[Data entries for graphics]

— BEGIN —

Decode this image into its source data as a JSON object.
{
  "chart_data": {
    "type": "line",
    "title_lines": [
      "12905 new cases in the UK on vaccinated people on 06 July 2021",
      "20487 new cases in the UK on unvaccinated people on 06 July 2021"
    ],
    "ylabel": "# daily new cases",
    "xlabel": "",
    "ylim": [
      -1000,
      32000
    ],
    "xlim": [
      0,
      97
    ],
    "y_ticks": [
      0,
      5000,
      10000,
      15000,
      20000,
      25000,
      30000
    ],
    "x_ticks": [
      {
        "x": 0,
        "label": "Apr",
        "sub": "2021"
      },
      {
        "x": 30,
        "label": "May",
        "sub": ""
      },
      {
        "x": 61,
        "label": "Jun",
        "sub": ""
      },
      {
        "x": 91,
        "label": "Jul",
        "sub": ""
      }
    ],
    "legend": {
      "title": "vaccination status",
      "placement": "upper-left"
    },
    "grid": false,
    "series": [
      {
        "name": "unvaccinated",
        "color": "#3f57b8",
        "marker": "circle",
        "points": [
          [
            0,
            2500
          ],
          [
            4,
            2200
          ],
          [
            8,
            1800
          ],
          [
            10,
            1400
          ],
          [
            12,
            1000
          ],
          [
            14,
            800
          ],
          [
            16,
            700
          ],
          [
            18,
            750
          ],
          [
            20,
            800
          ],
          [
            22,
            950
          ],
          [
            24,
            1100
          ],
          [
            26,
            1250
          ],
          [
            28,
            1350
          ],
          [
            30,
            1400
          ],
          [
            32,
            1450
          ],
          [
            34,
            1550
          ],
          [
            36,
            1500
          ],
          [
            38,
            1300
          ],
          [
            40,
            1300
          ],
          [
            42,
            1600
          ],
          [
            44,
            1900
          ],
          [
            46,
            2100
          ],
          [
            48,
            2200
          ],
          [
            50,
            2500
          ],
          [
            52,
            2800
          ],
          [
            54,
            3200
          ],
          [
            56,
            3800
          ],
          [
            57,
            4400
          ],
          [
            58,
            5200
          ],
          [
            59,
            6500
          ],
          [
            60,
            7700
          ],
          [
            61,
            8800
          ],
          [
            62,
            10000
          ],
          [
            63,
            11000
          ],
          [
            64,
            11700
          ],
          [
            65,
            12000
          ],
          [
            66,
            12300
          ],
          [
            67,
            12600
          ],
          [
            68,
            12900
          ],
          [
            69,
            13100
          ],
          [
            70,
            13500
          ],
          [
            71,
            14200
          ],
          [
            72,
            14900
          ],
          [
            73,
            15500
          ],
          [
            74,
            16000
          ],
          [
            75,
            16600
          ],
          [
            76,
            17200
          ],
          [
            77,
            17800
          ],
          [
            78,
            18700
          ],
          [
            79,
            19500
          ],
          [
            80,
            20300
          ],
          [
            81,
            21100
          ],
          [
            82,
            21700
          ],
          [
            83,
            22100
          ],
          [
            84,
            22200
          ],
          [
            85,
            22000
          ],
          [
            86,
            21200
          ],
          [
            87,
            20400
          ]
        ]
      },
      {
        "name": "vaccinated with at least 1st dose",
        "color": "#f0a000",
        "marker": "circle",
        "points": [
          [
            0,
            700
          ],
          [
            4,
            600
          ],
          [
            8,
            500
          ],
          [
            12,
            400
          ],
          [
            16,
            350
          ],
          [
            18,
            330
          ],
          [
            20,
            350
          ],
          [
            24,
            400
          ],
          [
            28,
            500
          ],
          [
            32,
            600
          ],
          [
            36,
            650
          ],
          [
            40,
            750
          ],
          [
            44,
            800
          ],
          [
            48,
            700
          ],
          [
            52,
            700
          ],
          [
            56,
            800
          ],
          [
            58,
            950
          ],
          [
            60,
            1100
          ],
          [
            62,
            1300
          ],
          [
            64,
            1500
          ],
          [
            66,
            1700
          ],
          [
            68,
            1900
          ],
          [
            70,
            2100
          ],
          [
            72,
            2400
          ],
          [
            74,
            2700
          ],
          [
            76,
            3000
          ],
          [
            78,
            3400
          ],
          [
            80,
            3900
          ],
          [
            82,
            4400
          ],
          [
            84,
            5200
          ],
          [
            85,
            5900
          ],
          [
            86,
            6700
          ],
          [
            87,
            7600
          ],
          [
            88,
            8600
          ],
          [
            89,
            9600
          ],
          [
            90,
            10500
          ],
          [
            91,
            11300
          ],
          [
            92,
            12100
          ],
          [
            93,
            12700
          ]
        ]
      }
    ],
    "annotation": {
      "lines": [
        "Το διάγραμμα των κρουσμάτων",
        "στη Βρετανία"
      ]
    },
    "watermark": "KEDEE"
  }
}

— END —

■ What is required ■
Extract the full listing above without alteration.

■ Solved problem ■
Decode this image into its source data as a JSON object.
{
  "chart_data": {
    "type": "line",
    "title_lines": [
      "12905 new cases in the UK on vaccinated people on 06 July 2021",
      "20487 new cases in the UK on unvaccinated people on 06 July 2021"
    ],
    "ylabel": "# daily new cases",
    "xlabel": "",
    "ylim": [
      -1000,
      32000
    ],
    "xlim": [
      0,
      97
    ],
    "y_ticks": [
      0,
      5000,
      10000,
      15000,
      20000,
      25000,
      30000
    ],
    "x_ticks": [
      {
        "x": 0,
        "label": "Apr",
        "sub": "2021"
      },
      {
        "x": 30,
        "label": "May",
        "sub": ""
      },
      {
        "x": 61,
        "label": "Jun",
        "sub": ""
      },
      {
        "x": 91,
        "label": "Jul",
        "sub": ""
      }
    ],
    "legend": {
      "title": "vaccination status",
      "placement": "upper-left"
    },
    "grid": false,
    "series": [
      {
        "name": "unvaccinated",
        "color": "#3f57b8",
        "marker": "circle",
        "points": [
          [
            0,
            2500
          ],
          [
            4,
            2200
          ],
          [
            8,
            1800
          ],
          [
            10,
            1400
          ],
          [
            12,
            1000
          ],
          [
            14,
            800
          ],
          [
            16,
            700
          ],
          [
            18,
            750
          ],
          [
            20,
            800
          ],
          [
            22,
            950
          ],
          [
            24,
            1100
          ],
          [
            26,
            1250
          ],
          [
            28,
            1350
          ],
          [
            30,
            1400
          ],
          [
            32,
            1450
          ],
          [
            34,
            1550
          ],
          [
            36,
            1500
          ],
          [
            38,
            1300
          ],
          [
            40,
            1300
          ],
          [
            42,
            1600
          ],
          [
            44,
            1900
          ],
          [
            46,
            2100
          ],
          [
            48,
            2200
          ],
          [
            50,
            2500
          ],
          [
            52,
            2800
          ],
          [
            54,
            3200
          ],
          [
            56,
            3800
          ],
          [
            57,
            4400
          ],
          [
            58,
            5200
          ],
          [
            59,
            6500
          ],
          [
            60,
            7700
          ],
          [
            61,
            8800
          ],
          [
            62,
            10000
          ],
          [
            63,
            11000
          ],
          [
            64,
            11700
          ],
          [
            65,
            12000
          ],
          [
            66,
            12300
          ],
          [
            67,
            12600
          ],
          [
            68,
            12900
          ],
          [
            69,
            13100
          ],
          [
            70,
            13500
          ],
          [
            71,
            14200
          ],
          [
            72,
            14900
          ],
          [
            73,
            15500
          ],
          [
            74,
            16000
          ],
          [
            75,
            16600
          ],
          [
            76,
            17200
          ],
          [
            77,
            17800
          ],
          [
            78,
            18700
          ],
          [
            79,
            19500
          ],
          [
            80,
            20300
          ],
          [
            81,
            21100
          ],
          [
            82,
            21700
          ],
          [
            83,
            22100
          ],
          [
            84,
            22200
          ],
          [
            85,
            22000
          ],
          [
            86,
            21200
          ],
          [
            87,
            20400
          ]
        ]
      },
      {
        "name": "vaccinated with at least 1st dose",
        "color": "#f0a000",
        "marker": "circle",
        "points": [
          [
            0,
            700
          ],
          [
            4,
            600
          ],
          [
            8,
            500
          ],
          [
            12,
            400
          ],
          [
            16,
            350
          ],
          [
            18,
            330
          ],
          [
            20,
            350
          ],
          [
            24,
            400
          ],
          [
            28,
            500
          ],
          [
            32,
            600
          ],
          [
            36,
            650
          ],
          [
            40,
            750
          ],
          [
            44,
            800
          ],
          [
            48,
            700
          ],
          [
            52,
            700
          ],
          [
            56,
            800
          ],
          [
            58,
            950
          ],
          [
            60,
            1100
          ],
          [
            62,
            1300
          ],
          [
            64,
            1500
          ],
          [
            66,
            1700
          ],
          [
            68,
            1900
          ],
          [
            70,
            2100
          ],
          [
            72,
            2400
          ],
          [
            74,
            2700
          ],
          [
            76,
            3000
          ],
          [
            78,
            3400
          ],
          [
            80,
            3900
          ],
          [
            82,
            4400
          ],
          [
            84,
            5200
          ],
          [
            85,
            5900
          ],
          [
            86,
            6700
          ],
          [
            87,
            7600
          ],
          [
            88,
            8600
          ],
          [
            89,
            9600
          ],
          [
            90,
            10500
          ],
          [
            91,
            11300
          ],
          [
            92,
            12100
          ],
          [
            93,
            12700
          ]
        ]
      }
    ],
    "annotation": {
      "lines": [
        "Το διάγραμμα των κρουσμάτων",
        "στη Βρετανία"
      ]
    },
    "watermark": "KEDEE"
  }
}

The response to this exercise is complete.